• SET TASK A: Reproduce the passage on the Seebeck effect word for word, from "Why: the loop" to "the Seebeck EMF.".

• TEXT PROVIDED:
Why: the loop integral of the electrostatic field is zero around any closed circuit in electrostatics — that is Kirchhoff's voltage law. But the loop integral of the thermoelectric field (the extra field created by Fermi-level differences) is not zero when the two junctions are at different temperatures. That non-zero circulation is the Seebeck EMF.

If both junctions are at the same temperature, the two brackets are identical and cancel — no net EMF. But if T_h \neq T_c, the brackets differ, and a real EMF appears across the open ends of the loop.

Linearising for small \Delta T

For small temperature differences, expand each Fermi-level difference linearly in temperature:

E_{F,\text{Cu}}(T) - E_{F,\text{Con}}(T) \;\approx\; E_{F,\text{Cu}}(T_0) - E_{F,\text{Con}}(T_0) \;+\; (T - T_0)\,\kappa_{AB},

where \kappa_{AB} is the rate of change of the Fermi-level difference with temperature. Substituting into (2) and noting that the constant parts cancel:

\varepsilon_\text{loop} \;=\; \frac{\kappa_{AB}}{e}\,(T_h - T_c).

• Entries from a dataset:
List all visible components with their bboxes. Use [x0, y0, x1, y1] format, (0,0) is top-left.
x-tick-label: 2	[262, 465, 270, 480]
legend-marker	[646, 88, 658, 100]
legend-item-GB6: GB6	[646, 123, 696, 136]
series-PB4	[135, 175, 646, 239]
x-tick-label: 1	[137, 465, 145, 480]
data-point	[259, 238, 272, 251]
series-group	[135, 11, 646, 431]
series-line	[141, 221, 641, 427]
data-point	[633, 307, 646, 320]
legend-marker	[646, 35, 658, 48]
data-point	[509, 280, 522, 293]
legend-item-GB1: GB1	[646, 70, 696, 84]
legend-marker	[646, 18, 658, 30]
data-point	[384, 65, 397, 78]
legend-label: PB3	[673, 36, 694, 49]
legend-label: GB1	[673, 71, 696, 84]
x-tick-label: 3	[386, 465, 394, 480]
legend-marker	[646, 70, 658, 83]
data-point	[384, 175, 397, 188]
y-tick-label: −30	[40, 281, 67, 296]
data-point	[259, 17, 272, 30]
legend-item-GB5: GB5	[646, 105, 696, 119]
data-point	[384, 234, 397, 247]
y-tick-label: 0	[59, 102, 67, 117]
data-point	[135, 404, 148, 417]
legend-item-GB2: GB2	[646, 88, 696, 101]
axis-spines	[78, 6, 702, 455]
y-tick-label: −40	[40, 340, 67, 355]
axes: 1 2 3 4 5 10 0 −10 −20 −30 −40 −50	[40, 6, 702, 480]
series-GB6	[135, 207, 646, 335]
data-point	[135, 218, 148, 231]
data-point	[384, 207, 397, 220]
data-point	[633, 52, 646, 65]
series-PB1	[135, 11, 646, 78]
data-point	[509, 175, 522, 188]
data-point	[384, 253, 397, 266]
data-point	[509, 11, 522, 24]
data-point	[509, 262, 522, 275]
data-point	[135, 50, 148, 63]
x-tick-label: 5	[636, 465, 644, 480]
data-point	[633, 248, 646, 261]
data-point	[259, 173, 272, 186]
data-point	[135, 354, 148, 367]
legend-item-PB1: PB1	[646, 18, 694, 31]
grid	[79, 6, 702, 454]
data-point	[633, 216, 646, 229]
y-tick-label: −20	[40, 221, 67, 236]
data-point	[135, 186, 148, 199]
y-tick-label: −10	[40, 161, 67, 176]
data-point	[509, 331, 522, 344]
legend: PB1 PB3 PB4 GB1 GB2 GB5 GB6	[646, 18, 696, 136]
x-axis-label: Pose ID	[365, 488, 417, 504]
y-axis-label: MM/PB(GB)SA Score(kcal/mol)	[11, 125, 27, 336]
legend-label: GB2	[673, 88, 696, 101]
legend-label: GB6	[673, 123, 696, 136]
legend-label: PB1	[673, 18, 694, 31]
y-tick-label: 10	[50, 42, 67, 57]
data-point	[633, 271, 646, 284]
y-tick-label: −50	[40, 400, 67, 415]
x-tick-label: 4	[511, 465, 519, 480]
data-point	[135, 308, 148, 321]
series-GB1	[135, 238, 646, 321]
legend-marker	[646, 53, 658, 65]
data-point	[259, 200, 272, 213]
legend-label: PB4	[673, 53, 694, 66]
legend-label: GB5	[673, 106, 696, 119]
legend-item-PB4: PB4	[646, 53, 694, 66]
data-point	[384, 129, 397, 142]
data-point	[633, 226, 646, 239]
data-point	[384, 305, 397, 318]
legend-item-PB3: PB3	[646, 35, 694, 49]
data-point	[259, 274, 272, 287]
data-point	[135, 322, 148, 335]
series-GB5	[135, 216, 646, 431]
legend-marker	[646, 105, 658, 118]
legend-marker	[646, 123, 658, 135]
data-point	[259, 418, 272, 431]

• SET TASK B: Write out the listing above exactly, from its first line to the line with "70, 658, 83]", including both of those lines.

• OUTPUT A:
Why: the loop integral of the electrostatic field is zero around any closed circuit in electrostatics — that is Kirchhoff's voltage law. But the loop integral of the thermoelectric field (the extra field created by Fermi-level differences) is not zero when the two junctions are at different temperatures. That non-zero circulation is the Seebeck EMF.

• OUTPUT B:
List all visible components with their bboxes. Use [x0, y0, x1, y1] format, (0,0) is top-left.
x-tick-label: 2	[262, 465, 270, 480]
legend-marker	[646, 88, 658, 100]
legend-item-GB6: GB6	[646, 123, 696, 136]
series-PB4	[135, 175, 646, 239]
x-tick-label: 1	[137, 465, 145, 480]
data-point	[259, 238, 272, 251]
series-group	[135, 11, 646, 431]
series-line	[141, 221, 641, 427]
data-point	[633, 307, 646, 320]
legend-marker	[646, 35, 658, 48]
data-point	[509, 280, 522, 293]
legend-item-GB1: GB1	[646, 70, 696, 84]
legend-marker	[646, 18, 658, 30]
data-point	[384, 65, 397, 78]
legend-label: PB3	[673, 36, 694, 49]
legend-label: GB1	[673, 71, 696, 84]
x-tick-label: 3	[386, 465, 394, 480]
legend-marker	[646, 70, 658, 83]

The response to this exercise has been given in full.